# [Exercise aim]
State how many lines of the data contain the word "color", and write nothing besides the number.

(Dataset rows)
— Start —
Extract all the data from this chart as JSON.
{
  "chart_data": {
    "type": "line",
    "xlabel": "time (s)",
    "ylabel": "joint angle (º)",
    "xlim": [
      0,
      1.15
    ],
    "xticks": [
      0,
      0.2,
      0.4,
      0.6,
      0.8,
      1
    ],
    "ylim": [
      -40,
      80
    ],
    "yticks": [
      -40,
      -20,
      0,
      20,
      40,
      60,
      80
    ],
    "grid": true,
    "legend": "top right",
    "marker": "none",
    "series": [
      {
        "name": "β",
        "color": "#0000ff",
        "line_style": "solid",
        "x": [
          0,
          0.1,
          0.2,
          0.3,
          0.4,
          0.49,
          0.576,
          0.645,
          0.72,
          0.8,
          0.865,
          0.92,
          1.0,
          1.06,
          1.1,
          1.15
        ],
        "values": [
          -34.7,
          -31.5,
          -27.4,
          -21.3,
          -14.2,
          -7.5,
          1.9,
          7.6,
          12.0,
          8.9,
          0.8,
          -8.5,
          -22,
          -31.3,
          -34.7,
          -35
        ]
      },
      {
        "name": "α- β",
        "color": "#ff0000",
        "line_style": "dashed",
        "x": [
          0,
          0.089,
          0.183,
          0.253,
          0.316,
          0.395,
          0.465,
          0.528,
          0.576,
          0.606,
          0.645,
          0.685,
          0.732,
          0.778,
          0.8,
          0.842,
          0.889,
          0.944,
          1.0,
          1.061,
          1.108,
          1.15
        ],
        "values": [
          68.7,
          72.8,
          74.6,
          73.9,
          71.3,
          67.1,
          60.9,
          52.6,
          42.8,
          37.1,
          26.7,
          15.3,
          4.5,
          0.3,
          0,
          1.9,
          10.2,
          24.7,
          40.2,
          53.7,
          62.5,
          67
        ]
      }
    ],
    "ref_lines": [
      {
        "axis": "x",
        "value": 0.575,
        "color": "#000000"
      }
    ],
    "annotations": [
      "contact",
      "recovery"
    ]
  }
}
— End —
# [Answer in full]
3